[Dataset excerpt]
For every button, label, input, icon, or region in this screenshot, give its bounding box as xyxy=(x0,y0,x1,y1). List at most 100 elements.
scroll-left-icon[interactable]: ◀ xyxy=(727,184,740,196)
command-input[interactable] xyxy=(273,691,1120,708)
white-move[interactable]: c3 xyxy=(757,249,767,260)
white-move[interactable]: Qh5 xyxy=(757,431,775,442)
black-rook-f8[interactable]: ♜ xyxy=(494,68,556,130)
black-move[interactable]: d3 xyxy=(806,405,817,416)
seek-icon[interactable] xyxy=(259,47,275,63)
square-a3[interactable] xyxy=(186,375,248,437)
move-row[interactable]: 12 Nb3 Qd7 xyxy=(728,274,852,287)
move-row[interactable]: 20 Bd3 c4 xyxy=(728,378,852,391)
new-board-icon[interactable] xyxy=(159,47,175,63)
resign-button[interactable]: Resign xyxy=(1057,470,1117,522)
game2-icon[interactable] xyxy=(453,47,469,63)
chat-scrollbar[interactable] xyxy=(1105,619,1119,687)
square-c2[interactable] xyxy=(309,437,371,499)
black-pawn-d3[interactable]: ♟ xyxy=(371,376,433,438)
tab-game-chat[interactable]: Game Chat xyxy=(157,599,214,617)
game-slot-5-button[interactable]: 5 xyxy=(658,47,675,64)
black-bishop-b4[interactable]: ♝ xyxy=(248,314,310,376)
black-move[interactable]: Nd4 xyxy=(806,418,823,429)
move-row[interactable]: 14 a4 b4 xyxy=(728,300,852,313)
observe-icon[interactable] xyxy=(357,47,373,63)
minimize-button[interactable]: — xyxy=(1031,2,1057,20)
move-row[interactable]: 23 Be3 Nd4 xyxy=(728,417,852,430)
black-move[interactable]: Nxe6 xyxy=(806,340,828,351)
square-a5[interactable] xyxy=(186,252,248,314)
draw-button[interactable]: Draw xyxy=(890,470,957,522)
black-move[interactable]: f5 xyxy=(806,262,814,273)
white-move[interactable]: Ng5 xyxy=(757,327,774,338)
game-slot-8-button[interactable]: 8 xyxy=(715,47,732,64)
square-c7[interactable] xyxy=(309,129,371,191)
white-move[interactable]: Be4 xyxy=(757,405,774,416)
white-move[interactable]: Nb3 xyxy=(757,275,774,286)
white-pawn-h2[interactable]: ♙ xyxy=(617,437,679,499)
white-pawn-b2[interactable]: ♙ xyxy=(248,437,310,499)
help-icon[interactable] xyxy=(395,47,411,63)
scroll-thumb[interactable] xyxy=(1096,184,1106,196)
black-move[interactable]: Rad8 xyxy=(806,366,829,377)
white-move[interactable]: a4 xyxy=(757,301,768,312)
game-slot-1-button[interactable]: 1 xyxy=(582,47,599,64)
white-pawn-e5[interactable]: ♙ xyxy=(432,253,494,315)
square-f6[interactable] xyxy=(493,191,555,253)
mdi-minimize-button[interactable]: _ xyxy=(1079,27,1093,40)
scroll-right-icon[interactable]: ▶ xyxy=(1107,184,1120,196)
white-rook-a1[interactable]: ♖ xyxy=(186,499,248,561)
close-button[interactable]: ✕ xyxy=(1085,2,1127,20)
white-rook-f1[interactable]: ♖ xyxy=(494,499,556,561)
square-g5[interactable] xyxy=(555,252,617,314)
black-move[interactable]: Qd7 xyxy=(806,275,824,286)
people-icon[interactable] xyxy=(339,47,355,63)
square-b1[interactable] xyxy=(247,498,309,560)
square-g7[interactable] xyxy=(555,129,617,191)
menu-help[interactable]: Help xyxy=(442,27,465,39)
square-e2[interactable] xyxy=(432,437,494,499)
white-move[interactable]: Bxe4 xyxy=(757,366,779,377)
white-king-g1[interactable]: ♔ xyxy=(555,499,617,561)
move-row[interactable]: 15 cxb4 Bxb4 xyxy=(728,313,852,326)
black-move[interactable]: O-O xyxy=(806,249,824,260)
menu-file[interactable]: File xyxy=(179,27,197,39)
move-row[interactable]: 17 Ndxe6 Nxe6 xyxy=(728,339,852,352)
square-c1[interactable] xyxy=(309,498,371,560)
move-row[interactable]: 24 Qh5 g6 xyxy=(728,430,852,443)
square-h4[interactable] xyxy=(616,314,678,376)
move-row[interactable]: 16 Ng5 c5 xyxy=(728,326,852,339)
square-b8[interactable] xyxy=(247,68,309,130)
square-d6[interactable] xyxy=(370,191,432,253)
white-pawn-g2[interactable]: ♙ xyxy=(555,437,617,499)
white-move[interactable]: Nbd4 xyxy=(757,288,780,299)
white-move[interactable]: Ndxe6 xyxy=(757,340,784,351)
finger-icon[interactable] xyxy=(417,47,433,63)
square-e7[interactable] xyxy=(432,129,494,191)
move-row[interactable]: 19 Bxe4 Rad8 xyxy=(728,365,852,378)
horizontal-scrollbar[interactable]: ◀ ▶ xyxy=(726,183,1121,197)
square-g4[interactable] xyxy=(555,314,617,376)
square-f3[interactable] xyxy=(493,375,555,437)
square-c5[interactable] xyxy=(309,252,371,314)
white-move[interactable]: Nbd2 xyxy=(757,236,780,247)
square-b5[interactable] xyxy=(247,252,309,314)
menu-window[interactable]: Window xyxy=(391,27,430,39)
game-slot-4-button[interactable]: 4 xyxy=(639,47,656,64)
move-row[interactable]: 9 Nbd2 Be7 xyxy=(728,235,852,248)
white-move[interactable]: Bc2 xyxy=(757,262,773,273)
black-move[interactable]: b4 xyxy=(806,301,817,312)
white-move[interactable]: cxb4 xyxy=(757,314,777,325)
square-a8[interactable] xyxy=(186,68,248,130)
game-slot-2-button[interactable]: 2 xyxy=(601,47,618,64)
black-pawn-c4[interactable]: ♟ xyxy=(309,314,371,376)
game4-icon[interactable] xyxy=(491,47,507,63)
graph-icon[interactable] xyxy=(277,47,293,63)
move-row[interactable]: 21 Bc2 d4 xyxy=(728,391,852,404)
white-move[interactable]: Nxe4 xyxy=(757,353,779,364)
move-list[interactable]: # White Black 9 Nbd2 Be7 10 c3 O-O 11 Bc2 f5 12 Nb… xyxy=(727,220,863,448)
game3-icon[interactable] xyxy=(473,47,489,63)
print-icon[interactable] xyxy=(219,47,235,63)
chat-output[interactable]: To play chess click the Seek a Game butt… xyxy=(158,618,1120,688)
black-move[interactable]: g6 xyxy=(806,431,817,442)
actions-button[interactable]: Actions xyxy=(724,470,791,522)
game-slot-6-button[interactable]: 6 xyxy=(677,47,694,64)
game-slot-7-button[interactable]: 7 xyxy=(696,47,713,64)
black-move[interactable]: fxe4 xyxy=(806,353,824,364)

Challenge | Return every line of the entries above that contains the string "slot", treating uppercase and lowercase letters as different.

Result of the exercise |
game-slot-5-button[interactable]: 5 xyxy=(658,47,675,64)
game-slot-8-button[interactable]: 8 xyxy=(715,47,732,64)
game-slot-1-button[interactable]: 1 xyxy=(582,47,599,64)
game-slot-4-button[interactable]: 4 xyxy=(639,47,656,64)
game-slot-2-button[interactable]: 2 xyxy=(601,47,618,64)
game-slot-6-button[interactable]: 6 xyxy=(677,47,694,64)
game-slot-7-button[interactable]: 7 xyxy=(696,47,713,64)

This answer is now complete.